— Begin INFORMATION PROVIDED —

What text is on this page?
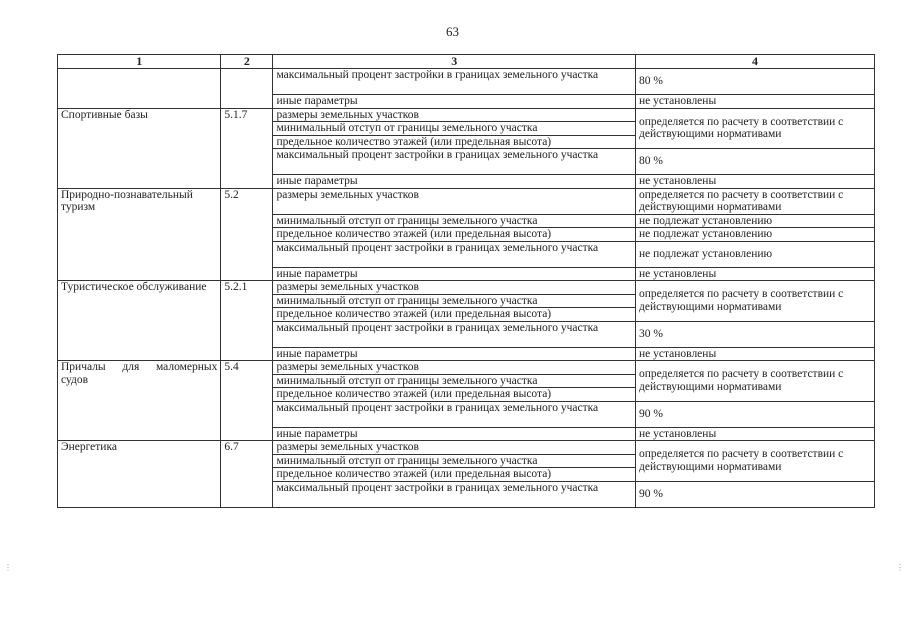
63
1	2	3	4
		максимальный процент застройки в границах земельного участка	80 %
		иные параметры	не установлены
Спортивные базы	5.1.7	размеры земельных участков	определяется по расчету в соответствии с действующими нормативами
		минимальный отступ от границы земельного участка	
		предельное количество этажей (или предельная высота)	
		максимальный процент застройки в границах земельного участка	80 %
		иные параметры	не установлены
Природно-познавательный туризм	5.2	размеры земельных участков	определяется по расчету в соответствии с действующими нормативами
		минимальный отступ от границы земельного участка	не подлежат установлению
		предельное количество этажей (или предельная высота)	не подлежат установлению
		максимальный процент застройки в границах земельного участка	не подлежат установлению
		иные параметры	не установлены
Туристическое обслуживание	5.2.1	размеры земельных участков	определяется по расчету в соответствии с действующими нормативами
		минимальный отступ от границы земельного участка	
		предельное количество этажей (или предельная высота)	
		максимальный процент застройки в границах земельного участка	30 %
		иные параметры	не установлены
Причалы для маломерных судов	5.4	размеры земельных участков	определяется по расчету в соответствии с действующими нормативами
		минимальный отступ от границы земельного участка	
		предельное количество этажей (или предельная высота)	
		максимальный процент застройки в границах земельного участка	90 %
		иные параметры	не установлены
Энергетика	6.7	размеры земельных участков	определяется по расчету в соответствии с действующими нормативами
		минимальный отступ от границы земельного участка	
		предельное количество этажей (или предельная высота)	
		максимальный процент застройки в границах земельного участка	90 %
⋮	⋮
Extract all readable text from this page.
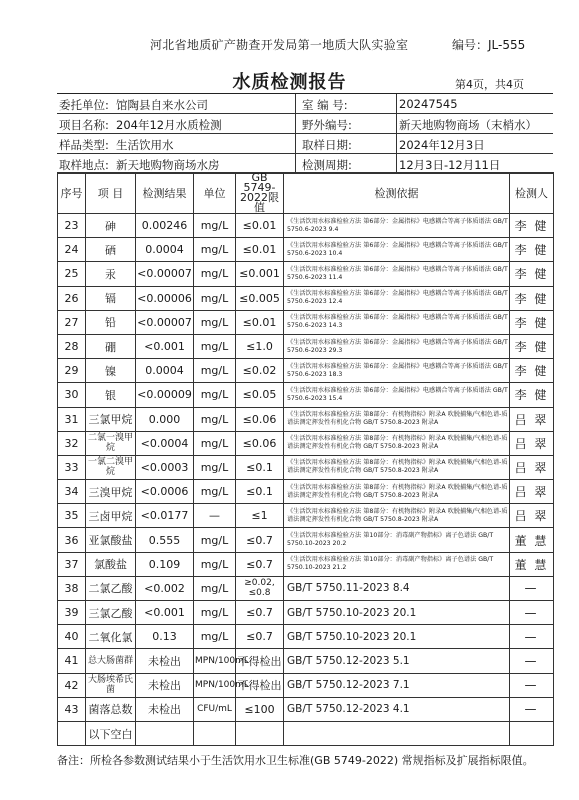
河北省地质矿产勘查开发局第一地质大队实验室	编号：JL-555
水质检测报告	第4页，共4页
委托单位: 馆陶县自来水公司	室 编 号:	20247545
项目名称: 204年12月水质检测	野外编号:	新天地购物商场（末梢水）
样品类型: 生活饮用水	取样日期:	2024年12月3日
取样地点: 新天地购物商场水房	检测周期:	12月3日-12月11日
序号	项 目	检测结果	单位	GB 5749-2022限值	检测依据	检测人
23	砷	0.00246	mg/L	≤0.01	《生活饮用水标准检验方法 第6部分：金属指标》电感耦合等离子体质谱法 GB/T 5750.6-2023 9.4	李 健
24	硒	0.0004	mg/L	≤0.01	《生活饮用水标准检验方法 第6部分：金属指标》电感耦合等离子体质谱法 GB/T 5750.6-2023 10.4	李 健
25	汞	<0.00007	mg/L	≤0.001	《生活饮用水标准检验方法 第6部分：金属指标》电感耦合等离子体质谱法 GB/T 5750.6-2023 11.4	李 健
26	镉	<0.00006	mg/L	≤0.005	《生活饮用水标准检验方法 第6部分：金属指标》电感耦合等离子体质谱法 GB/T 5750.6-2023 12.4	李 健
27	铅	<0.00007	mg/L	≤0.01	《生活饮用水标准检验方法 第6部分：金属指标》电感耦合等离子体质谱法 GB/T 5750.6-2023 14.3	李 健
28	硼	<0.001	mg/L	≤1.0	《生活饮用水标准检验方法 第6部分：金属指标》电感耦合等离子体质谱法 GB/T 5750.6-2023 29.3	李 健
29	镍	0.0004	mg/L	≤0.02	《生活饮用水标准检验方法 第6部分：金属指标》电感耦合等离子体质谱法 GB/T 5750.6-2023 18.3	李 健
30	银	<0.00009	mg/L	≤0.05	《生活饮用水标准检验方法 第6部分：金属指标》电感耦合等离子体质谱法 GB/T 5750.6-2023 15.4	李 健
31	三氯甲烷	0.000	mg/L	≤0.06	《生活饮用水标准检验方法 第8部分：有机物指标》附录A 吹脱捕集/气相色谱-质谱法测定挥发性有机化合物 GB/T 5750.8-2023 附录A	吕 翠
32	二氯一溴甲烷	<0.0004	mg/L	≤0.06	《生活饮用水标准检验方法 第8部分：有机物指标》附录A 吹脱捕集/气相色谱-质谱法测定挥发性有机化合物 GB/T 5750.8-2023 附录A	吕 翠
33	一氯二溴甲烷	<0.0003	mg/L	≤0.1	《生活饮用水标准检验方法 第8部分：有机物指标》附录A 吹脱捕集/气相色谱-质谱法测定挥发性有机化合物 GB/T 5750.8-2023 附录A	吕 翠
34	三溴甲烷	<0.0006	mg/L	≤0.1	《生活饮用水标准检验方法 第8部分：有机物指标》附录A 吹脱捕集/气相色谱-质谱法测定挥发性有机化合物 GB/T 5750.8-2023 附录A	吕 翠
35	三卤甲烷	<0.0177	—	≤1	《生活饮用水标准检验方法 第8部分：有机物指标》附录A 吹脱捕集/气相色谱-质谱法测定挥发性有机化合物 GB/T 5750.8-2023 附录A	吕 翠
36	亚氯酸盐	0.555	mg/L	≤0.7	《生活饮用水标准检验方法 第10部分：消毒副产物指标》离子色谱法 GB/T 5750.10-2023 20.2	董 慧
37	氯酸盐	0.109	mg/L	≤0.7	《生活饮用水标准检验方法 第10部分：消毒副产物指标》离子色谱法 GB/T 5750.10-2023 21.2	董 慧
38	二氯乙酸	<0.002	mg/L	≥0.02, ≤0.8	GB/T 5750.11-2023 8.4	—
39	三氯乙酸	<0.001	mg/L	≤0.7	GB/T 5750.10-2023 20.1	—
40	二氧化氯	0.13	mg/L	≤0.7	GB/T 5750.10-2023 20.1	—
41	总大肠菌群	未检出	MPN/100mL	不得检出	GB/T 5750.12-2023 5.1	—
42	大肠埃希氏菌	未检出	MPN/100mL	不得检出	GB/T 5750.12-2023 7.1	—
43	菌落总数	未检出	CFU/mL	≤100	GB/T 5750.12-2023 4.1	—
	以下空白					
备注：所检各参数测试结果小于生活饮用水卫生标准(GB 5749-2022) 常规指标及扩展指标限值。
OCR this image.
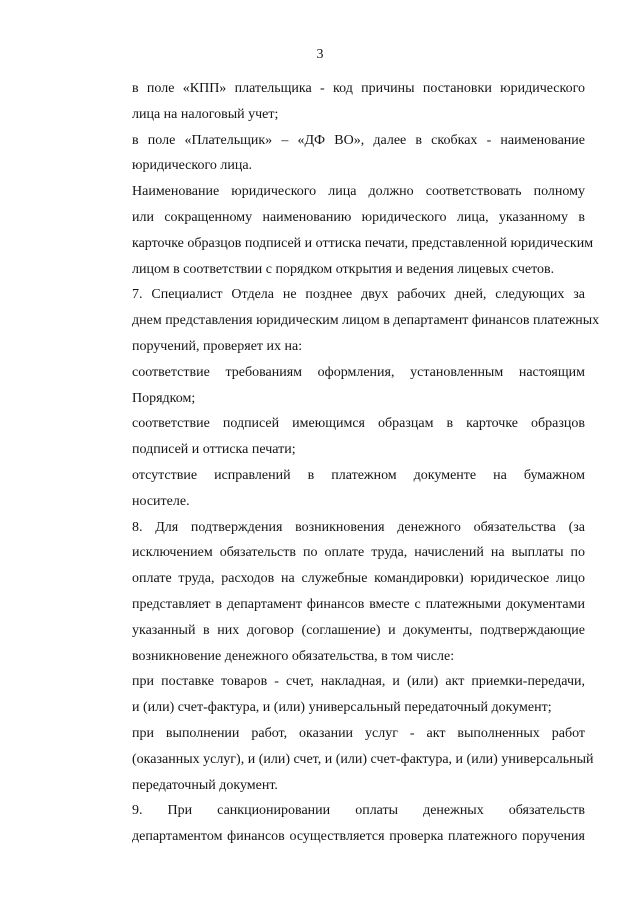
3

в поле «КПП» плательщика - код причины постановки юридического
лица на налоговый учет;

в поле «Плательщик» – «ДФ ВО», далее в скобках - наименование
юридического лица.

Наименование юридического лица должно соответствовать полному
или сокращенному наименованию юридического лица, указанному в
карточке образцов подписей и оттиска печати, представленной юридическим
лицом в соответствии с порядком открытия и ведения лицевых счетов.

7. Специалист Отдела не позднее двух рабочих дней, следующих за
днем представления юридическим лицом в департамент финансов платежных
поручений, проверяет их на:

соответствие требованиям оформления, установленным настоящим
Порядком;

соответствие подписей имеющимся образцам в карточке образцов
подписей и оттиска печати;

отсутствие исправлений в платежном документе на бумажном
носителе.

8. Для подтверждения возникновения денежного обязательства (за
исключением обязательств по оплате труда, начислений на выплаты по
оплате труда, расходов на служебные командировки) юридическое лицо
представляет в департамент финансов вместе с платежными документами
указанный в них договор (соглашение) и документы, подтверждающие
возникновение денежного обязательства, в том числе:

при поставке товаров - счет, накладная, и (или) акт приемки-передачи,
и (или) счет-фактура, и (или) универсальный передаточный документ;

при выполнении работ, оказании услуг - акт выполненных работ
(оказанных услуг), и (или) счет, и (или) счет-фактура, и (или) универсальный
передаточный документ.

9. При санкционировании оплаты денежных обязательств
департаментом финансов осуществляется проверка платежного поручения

— End INFORMATION PROVIDED —

INSTRUCTIONS TO FOLLOW: All of the data above should be transcribed verbatim, with pictures omitted.

WRITTEN REPLY:
What text is on this page?
63
1	2	3	4
		максимальный процент застройки в границах земельного участка	80 %
		иные параметры	не установлены
Спортивные базы	5.1.7	размеры земельных участков	определяется по расчету в соответствии с действующими нормативами
		минимальный отступ от границы земельного участка	
		предельное количество этажей (или предельная высота)	
		максимальный процент застройки в границах земельного участка	80 %
		иные параметры	не установлены
Природно-познавательный туризм	5.2	размеры земельных участков	определяется по расчету в соответствии с действующими нормативами
		минимальный отступ от границы земельного участка	не подлежат установлению
		предельное количество этажей (или предельная высота)	не подлежат установлению
		максимальный процент застройки в границах земельного участка	не подлежат установлению
		иные параметры	не установлены
Туристическое обслуживание	5.2.1	размеры земельных участков	определяется по расчету в соответствии с действующими нормативами
		минимальный отступ от границы земельного участка	
		предельное количество этажей (или предельная высота)	
		максимальный процент застройки в границах земельного участка	30 %
		иные параметры	не установлены
Причалы для маломерных судов	5.4	размеры земельных участков	определяется по расчету в соответствии с действующими нормативами
		минимальный отступ от границы земельного участка	
		предельное количество этажей (или предельная высота)	
		максимальный процент застройки в границах земельного участка	90 %
		иные параметры	не установлены
Энергетика	6.7	размеры земельных участков	определяется по расчету в соответствии с действующими нормативами
		минимальный отступ от границы земельного участка	
		предельное количество этажей (или предельная высота)	
		максимальный процент застройки в границах земельного участка	90 %
⋮	⋮
Extract all readable text from this page.
河北省地质矿产勘查开发局第一地质大队实验室	编号：JL-555
水质检测报告	第4页，共4页
委托单位: 馆陶县自来水公司	室 编 号:	20247545
项目名称: 204年12月水质检测	野外编号:	新天地购物商场（末梢水）
样品类型: 生活饮用水	取样日期:	2024年12月3日
取样地点: 新天地购物商场水房	检测周期:	12月3日-12月11日
序号	项 目	检测结果	单位	GB 5749-2022限值	检测依据	检测人
23	砷	0.00246	mg/L	≤0.01	《生活饮用水标准检验方法 第6部分：金属指标》电感耦合等离子体质谱法 GB/T 5750.6-2023 9.4	李 健
24	硒	0.0004	mg/L	≤0.01	《生活饮用水标准检验方法 第6部分：金属指标》电感耦合等离子体质谱法 GB/T 5750.6-2023 10.4	李 健
25	汞	<0.00007	mg/L	≤0.001	《生活饮用水标准检验方法 第6部分：金属指标》电感耦合等离子体质谱法 GB/T 5750.6-2023 11.4	李 健
26	镉	<0.00006	mg/L	≤0.005	《生活饮用水标准检验方法 第6部分：金属指标》电感耦合等离子体质谱法 GB/T 5750.6-2023 12.4	李 健
27	铅	<0.00007	mg/L	≤0.01	《生活饮用水标准检验方法 第6部分：金属指标》电感耦合等离子体质谱法 GB/T 5750.6-2023 14.3	李 健
28	硼	<0.001	mg/L	≤1.0	《生活饮用水标准检验方法 第6部分：金属指标》电感耦合等离子体质谱法 GB/T 5750.6-2023 29.3	李 健
29	镍	0.0004	mg/L	≤0.02	《生活饮用水标准检验方法 第6部分：金属指标》电感耦合等离子体质谱法 GB/T 5750.6-2023 18.3	李 健
30	银	<0.00009	mg/L	≤0.05	《生活饮用水标准检验方法 第6部分：金属指标》电感耦合等离子体质谱法 GB/T 5750.6-2023 15.4	李 健
31	三氯甲烷	0.000	mg/L	≤0.06	《生活饮用水标准检验方法 第8部分：有机物指标》附录A 吹脱捕集/气相色谱-质谱法测定挥发性有机化合物 GB/T 5750.8-2023 附录A	吕 翠
32	二氯一溴甲烷	<0.0004	mg/L	≤0.06	《生活饮用水标准检验方法 第8部分：有机物指标》附录A 吹脱捕集/气相色谱-质谱法测定挥发性有机化合物 GB/T 5750.8-2023 附录A	吕 翠
33	一氯二溴甲烷	<0.0003	mg/L	≤0.1	《生活饮用水标准检验方法 第8部分：有机物指标》附录A 吹脱捕集/气相色谱-质谱法测定挥发性有机化合物 GB/T 5750.8-2023 附录A	吕 翠
34	三溴甲烷	<0.0006	mg/L	≤0.1	《生活饮用水标准检验方法 第8部分：有机物指标》附录A 吹脱捕集/气相色谱-质谱法测定挥发性有机化合物 GB/T 5750.8-2023 附录A	吕 翠
35	三卤甲烷	<0.0177	—	≤1	《生活饮用水标准检验方法 第8部分：有机物指标》附录A 吹脱捕集/气相色谱-质谱法测定挥发性有机化合物 GB/T 5750.8-2023 附录A	吕 翠
36	亚氯酸盐	0.555	mg/L	≤0.7	《生活饮用水标准检验方法 第10部分：消毒副产物指标》离子色谱法 GB/T 5750.10-2023 20.2	董 慧
37	氯酸盐	0.109	mg/L	≤0.7	《生活饮用水标准检验方法 第10部分：消毒副产物指标》离子色谱法 GB/T 5750.10-2023 21.2	董 慧
38	二氯乙酸	<0.002	mg/L	≥0.02, ≤0.8	GB/T 5750.11-2023 8.4	—
39	三氯乙酸	<0.001	mg/L	≤0.7	GB/T 5750.10-2023 20.1	—
40	二氧化氯	0.13	mg/L	≤0.7	GB/T 5750.10-2023 20.1	—
41	总大肠菌群	未检出	MPN/100mL	不得检出	GB/T 5750.12-2023 5.1	—
42	大肠埃希氏菌	未检出	MPN/100mL	不得检出	GB/T 5750.12-2023 7.1	—
43	菌落总数	未检出	CFU/mL	≤100	GB/T 5750.12-2023 4.1	—
	以下空白					
备注：所检各参数测试结果小于生活饮用水卫生标准(GB 5749-2022) 常规指标及扩展指标限值。
OCR this image.
3

в поле «КПП» плательщика - код причины постановки юридического
лица на налоговый учет;

в поле «Плательщик» – «ДФ ВО», далее в скобках - наименование
юридического лица.

Наименование юридического лица должно соответствовать полному
или сокращенному наименованию юридического лица, указанному в
карточке образцов подписей и оттиска печати, представленной юридическим
лицом в соответствии с порядком открытия и ведения лицевых счетов.

7. Специалист Отдела не позднее двух рабочих дней, следующих за
днем представления юридическим лицом в департамент финансов платежных
поручений, проверяет их на:

соответствие требованиям оформления, установленным настоящим
Порядком;

соответствие подписей имеющимся образцам в карточке образцов
подписей и оттиска печати;

отсутствие исправлений в платежном документе на бумажном
носителе.

8. Для подтверждения возникновения денежного обязательства (за
исключением обязательств по оплате труда, начислений на выплаты по
оплате труда, расходов на служебные командировки) юридическое лицо
представляет в департамент финансов вместе с платежными документами
указанный в них договор (соглашение) и документы, подтверждающие
возникновение денежного обязательства, в том числе:

при поставке товаров - счет, накладная, и (или) акт приемки-передачи,
и (или) счет-фактура, и (или) универсальный передаточный документ;

при выполнении работ, оказании услуг - акт выполненных работ
(оказанных услуг), и (или) счет, и (или) счет-фактура, и (или) универсальный
передаточный документ.

9. При санкционировании оплаты денежных обязательств
департаментом финансов осуществляется проверка платежного поручения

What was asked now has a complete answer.